What this task involves - Spot each line that carries the word "Panel"; copy those lines.

(Items from a figure collection)
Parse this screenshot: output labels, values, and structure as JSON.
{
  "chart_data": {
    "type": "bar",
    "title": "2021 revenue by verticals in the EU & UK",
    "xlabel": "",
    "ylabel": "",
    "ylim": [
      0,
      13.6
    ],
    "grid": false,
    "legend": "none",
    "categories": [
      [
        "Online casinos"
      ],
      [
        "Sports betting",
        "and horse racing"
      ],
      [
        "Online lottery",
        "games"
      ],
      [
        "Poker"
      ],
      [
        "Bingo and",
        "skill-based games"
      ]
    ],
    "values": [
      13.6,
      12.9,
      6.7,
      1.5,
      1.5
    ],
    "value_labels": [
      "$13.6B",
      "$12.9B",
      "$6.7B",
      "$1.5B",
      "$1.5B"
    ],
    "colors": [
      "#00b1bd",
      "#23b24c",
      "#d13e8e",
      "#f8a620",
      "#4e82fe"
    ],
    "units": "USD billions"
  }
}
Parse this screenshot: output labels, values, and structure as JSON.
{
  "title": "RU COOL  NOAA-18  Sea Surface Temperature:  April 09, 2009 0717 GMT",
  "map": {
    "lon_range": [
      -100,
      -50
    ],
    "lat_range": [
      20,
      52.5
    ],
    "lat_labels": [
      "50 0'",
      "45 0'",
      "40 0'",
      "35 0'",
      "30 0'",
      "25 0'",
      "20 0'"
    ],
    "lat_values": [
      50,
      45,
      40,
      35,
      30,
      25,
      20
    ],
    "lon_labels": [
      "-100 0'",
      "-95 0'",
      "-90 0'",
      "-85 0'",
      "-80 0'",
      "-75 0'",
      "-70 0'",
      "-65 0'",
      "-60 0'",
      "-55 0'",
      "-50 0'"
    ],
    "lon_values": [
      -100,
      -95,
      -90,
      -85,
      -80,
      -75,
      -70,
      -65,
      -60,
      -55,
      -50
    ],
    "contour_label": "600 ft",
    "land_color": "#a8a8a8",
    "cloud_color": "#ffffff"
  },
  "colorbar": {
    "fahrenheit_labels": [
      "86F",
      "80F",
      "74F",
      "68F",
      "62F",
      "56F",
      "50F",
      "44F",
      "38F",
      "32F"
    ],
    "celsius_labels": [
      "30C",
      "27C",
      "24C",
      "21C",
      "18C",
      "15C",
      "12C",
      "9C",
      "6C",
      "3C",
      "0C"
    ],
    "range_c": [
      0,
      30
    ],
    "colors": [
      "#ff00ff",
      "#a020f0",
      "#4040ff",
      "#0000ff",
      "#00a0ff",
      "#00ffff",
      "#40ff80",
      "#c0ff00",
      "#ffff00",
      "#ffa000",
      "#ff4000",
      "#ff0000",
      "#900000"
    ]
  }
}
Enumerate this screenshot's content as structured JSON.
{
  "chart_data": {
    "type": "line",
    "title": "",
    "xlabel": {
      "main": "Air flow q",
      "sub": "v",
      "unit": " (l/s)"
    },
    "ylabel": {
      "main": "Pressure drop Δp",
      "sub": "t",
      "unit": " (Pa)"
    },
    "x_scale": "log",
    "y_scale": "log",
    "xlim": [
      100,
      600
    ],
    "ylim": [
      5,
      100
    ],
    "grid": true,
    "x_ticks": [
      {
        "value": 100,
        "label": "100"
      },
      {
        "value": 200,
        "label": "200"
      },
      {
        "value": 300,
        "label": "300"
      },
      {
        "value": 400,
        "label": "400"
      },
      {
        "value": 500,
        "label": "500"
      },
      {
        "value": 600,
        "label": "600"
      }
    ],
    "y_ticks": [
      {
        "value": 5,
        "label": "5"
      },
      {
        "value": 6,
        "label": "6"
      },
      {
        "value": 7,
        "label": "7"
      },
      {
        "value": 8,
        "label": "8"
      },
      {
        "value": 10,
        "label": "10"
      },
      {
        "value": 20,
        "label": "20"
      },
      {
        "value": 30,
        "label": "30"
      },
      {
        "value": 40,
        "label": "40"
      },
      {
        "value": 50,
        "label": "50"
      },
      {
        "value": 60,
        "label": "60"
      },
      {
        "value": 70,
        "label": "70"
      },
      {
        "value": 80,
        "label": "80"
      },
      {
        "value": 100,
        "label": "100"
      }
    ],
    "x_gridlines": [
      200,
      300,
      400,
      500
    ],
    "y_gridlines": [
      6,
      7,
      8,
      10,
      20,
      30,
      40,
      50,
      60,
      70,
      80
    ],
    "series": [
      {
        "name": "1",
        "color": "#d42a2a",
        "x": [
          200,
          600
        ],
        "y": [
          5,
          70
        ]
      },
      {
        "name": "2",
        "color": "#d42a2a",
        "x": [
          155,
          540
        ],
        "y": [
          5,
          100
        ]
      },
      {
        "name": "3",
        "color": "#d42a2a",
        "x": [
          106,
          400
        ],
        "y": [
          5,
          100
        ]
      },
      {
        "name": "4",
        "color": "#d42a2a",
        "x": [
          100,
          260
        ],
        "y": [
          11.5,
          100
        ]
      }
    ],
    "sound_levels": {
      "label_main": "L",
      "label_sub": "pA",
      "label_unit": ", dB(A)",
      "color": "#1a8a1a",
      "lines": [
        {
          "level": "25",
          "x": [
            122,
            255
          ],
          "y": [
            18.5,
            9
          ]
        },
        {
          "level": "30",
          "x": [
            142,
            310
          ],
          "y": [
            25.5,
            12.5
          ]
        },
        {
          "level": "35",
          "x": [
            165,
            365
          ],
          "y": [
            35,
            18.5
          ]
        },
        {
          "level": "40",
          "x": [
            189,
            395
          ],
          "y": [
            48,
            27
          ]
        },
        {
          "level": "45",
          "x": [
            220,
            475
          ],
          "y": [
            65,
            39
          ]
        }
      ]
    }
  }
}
--
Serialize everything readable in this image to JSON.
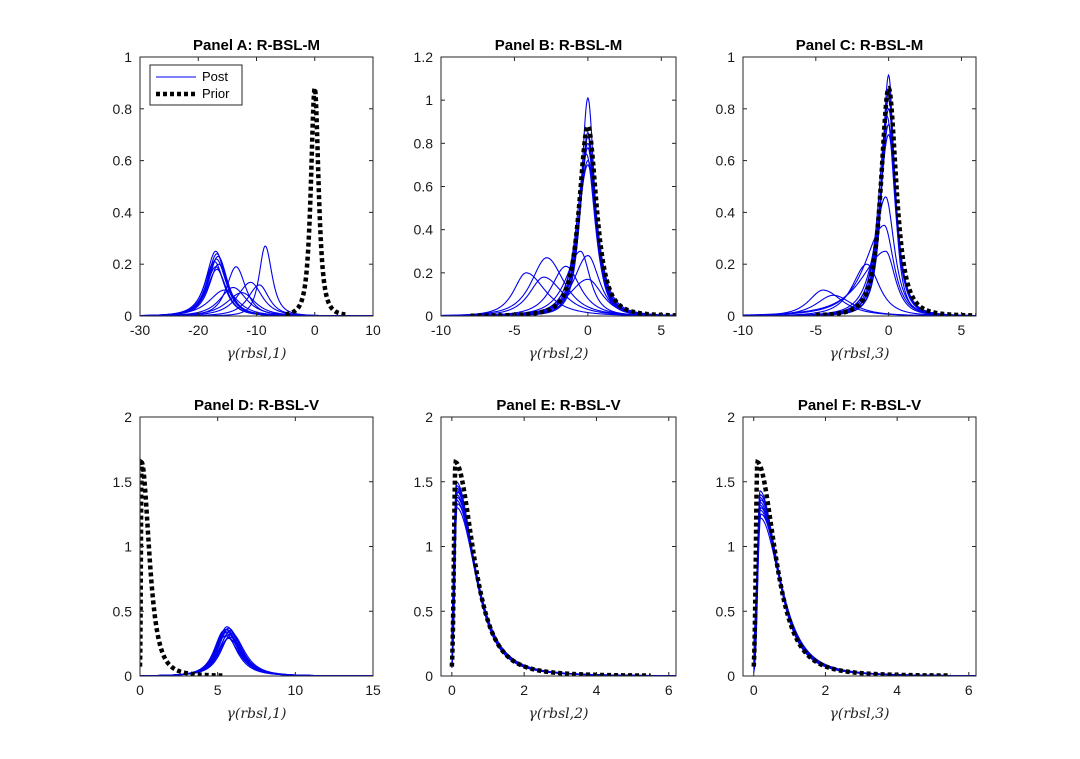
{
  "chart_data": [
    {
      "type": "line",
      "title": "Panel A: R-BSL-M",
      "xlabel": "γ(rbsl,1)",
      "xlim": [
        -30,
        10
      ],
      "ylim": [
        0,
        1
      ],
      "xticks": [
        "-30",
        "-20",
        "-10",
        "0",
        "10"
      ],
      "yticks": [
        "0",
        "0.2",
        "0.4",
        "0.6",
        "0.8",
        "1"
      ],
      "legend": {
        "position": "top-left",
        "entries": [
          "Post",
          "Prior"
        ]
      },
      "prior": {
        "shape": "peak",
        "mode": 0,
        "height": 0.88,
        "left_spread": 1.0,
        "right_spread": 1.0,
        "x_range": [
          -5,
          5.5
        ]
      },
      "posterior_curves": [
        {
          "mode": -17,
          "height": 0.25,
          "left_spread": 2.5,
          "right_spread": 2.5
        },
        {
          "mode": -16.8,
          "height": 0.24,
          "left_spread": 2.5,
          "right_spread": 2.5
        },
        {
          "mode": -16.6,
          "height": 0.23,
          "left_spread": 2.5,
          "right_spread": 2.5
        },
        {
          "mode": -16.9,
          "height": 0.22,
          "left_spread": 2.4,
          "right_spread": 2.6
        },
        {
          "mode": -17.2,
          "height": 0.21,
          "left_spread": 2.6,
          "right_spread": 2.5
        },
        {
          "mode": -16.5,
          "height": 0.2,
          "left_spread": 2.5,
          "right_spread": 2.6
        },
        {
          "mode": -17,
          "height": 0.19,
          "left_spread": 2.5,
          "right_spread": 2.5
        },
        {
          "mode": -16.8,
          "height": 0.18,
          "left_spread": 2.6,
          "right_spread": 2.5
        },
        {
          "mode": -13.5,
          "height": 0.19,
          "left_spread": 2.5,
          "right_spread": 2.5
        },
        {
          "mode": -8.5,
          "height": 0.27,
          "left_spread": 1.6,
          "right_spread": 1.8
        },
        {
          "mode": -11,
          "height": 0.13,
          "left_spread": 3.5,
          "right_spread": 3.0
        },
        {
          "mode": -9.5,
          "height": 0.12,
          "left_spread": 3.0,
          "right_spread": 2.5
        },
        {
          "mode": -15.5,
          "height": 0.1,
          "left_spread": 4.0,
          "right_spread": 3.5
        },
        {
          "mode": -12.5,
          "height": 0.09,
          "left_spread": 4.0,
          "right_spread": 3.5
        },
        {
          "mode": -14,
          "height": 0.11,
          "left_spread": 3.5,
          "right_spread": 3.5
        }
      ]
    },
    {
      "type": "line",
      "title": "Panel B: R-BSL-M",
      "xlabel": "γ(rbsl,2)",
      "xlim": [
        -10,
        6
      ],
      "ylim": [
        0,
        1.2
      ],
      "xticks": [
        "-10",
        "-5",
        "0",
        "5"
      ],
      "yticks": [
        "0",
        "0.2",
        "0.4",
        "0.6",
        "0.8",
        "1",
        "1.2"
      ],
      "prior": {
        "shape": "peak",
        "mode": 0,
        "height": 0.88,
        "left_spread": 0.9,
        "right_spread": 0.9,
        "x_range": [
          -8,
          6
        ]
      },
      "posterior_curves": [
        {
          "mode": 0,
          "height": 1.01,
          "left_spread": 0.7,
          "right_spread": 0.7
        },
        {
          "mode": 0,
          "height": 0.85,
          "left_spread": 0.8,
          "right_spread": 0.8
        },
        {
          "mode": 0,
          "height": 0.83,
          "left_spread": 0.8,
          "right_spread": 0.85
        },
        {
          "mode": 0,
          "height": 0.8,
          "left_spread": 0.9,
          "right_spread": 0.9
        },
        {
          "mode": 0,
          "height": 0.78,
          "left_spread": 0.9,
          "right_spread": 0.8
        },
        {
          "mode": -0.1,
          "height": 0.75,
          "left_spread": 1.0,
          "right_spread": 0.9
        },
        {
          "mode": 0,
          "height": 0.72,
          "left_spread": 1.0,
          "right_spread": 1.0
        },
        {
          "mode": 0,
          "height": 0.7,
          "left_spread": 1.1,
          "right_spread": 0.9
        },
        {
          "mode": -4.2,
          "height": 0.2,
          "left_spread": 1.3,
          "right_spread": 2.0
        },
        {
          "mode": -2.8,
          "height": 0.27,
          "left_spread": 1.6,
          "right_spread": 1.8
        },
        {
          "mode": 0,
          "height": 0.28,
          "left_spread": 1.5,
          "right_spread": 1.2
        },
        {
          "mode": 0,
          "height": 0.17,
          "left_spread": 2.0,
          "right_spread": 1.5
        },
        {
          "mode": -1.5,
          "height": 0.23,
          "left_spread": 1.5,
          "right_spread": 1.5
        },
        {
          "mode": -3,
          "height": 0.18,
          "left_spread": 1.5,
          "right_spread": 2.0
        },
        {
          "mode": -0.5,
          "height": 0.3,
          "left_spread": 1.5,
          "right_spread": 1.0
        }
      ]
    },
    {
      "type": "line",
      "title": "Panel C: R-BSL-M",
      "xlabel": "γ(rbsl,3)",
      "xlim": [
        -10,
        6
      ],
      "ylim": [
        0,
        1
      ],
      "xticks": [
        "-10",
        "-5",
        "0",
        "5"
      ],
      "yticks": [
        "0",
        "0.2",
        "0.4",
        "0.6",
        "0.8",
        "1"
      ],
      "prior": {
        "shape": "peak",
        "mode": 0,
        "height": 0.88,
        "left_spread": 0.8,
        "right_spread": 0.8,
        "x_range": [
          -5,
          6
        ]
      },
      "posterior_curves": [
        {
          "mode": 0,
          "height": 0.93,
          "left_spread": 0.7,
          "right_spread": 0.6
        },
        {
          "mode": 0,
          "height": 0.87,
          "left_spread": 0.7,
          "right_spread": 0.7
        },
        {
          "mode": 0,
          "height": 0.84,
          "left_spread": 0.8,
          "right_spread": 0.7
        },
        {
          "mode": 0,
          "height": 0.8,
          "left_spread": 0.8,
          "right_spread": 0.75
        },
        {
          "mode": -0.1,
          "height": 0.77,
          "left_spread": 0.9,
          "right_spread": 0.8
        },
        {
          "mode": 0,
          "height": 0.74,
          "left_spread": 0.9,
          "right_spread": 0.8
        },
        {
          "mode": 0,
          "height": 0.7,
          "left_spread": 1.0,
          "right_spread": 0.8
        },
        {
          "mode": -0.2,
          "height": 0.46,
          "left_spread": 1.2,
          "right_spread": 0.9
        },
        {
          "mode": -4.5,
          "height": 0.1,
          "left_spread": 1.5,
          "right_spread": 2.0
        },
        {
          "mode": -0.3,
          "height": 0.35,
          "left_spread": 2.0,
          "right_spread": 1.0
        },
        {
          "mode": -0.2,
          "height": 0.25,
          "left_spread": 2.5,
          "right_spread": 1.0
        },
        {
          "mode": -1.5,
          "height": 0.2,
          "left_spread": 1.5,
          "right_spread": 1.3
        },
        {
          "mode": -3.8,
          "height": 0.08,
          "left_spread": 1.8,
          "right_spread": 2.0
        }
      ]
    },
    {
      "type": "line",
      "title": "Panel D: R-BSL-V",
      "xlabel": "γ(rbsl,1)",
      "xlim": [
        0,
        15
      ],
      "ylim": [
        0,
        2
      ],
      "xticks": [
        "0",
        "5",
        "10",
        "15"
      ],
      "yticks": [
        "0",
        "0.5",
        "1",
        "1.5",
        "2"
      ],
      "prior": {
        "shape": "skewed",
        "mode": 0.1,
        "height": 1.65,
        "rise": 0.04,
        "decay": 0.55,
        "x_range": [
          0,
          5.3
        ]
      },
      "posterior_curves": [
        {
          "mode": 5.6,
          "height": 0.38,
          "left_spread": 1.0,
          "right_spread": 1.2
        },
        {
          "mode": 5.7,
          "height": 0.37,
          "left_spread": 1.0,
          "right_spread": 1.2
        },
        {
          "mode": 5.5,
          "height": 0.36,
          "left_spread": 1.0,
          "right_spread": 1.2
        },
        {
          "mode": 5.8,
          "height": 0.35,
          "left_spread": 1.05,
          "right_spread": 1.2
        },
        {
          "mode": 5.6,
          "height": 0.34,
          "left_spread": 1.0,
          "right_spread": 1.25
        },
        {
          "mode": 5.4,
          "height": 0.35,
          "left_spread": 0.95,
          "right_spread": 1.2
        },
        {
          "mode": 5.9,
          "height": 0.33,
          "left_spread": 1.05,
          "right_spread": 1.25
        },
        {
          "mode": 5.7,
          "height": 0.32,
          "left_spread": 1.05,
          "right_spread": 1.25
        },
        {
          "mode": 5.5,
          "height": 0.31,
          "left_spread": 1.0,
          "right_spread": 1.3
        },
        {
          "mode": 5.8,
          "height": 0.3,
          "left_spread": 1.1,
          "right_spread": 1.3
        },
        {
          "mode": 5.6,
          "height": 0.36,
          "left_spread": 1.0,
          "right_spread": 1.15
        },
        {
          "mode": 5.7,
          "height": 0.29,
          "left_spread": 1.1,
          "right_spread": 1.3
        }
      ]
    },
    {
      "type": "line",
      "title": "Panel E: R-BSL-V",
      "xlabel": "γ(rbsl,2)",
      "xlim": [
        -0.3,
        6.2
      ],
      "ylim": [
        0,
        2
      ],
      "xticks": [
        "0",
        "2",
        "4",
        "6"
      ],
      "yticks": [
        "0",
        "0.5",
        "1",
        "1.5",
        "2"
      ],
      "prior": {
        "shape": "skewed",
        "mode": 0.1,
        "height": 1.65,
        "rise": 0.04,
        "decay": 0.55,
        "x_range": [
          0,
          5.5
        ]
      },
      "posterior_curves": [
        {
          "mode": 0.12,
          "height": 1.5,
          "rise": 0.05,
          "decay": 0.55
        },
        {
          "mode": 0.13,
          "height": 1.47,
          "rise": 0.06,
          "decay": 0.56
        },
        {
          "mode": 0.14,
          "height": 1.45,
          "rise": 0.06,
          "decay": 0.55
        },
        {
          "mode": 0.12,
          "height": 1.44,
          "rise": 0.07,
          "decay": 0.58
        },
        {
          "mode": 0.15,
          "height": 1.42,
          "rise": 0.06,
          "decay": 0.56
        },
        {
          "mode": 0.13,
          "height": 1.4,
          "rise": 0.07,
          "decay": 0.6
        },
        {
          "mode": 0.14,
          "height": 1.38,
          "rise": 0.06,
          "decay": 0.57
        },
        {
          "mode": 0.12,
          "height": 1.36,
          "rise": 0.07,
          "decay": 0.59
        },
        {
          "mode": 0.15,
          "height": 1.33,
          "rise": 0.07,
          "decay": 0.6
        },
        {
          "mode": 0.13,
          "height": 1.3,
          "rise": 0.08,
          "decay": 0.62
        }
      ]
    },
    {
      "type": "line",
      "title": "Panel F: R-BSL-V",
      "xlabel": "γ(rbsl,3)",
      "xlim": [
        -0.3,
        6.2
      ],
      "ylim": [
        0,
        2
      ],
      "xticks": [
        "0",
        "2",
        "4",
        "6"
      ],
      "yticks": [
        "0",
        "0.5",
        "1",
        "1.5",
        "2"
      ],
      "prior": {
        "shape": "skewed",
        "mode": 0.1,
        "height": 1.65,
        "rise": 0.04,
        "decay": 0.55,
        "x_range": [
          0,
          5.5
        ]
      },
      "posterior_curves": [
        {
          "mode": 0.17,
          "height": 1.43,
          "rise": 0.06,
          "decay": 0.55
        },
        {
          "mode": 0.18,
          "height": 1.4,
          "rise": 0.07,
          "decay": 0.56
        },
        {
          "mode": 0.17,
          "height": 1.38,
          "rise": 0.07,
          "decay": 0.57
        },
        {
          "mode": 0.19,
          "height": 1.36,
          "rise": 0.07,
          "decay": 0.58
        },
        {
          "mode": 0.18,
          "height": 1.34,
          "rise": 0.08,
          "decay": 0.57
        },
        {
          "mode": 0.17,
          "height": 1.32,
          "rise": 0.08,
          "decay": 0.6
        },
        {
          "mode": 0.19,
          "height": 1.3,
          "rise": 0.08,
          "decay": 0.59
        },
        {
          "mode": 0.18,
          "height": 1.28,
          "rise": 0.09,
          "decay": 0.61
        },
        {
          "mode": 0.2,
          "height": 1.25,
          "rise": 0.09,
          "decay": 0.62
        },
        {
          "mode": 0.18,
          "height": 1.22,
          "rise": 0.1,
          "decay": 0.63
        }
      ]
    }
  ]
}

Written response -
      "title": "Panel A: R-BSL-M",
      "title": "Panel B: R-BSL-M",
      "title": "Panel C: R-BSL-M",
      "title": "Panel D: R-BSL-V",
      "title": "Panel E: R-BSL-V",
      "title": "Panel F: R-BSL-V",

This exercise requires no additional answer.